:: Required work ::
Report how many lines include the word "Timur", and nothing besides that number.

— START OF Input material —

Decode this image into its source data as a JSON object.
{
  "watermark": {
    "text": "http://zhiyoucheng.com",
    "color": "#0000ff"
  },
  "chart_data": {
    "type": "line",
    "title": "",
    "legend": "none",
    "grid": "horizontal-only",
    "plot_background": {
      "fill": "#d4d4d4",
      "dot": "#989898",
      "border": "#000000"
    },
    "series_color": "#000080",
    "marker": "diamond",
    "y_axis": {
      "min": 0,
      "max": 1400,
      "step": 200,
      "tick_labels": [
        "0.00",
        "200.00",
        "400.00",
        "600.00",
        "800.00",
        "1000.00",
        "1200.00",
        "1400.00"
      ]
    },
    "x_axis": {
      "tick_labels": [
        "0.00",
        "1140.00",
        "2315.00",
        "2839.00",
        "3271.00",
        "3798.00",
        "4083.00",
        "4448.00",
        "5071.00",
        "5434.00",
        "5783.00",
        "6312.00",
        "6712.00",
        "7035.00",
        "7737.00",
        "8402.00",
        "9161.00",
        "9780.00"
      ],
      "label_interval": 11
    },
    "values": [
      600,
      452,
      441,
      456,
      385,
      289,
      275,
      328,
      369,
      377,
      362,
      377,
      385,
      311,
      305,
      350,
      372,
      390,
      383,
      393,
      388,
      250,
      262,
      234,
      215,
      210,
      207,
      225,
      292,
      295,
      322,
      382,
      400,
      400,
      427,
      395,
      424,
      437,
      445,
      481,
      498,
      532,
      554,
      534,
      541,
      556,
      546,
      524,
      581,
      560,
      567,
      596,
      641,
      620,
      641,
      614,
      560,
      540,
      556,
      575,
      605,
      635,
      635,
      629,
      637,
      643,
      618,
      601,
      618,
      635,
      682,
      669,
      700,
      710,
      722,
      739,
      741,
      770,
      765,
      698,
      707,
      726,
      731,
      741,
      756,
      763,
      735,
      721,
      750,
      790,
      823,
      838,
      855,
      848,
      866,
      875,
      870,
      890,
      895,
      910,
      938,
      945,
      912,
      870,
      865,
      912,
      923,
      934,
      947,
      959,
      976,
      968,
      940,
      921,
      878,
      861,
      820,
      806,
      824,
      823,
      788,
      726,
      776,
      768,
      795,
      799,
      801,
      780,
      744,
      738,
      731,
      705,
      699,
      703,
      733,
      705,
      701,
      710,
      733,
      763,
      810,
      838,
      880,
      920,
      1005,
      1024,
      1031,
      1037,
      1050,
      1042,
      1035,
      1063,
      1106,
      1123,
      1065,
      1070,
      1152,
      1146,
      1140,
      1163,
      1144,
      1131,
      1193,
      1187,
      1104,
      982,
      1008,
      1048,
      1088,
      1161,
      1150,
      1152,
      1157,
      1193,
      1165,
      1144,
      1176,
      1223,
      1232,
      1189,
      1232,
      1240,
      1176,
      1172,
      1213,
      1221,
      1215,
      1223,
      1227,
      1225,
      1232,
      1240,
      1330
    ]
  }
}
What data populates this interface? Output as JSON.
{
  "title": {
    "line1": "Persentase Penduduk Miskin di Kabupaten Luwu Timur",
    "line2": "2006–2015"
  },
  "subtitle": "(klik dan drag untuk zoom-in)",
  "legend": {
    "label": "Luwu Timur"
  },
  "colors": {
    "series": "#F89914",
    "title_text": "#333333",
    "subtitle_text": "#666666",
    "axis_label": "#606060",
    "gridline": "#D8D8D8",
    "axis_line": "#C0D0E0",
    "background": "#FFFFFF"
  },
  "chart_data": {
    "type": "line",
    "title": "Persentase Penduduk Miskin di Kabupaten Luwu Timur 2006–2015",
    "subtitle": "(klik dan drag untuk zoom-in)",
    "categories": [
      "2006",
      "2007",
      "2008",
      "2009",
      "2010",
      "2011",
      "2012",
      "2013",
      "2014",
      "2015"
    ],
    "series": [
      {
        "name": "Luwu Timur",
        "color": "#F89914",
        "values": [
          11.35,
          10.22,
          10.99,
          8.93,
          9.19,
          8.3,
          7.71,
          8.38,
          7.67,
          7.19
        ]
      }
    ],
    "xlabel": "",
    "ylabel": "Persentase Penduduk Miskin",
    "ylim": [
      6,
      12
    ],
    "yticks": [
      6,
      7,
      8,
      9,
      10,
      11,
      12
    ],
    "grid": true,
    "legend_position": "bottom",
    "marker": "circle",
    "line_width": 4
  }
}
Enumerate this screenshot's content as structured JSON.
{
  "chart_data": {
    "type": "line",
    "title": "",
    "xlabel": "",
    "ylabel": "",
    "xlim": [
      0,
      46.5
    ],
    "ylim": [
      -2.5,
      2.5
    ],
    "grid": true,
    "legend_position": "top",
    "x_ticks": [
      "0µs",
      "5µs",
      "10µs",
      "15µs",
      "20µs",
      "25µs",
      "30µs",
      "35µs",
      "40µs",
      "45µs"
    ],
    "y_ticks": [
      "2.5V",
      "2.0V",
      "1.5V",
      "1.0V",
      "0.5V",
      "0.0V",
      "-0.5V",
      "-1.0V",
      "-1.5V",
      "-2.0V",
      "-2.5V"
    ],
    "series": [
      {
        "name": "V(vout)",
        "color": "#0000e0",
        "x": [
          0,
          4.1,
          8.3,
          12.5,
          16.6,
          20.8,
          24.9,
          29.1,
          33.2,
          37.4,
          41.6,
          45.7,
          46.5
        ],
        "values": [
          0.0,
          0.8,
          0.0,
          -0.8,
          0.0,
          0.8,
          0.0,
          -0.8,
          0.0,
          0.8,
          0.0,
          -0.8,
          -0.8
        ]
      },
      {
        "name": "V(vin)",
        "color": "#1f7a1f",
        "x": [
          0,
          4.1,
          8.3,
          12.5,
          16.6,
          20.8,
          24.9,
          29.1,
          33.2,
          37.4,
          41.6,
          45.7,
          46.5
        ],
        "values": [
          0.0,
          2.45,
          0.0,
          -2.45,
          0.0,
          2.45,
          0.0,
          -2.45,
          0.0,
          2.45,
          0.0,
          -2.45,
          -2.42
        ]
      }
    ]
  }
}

— END OF Input material —

:: Correct response ::
4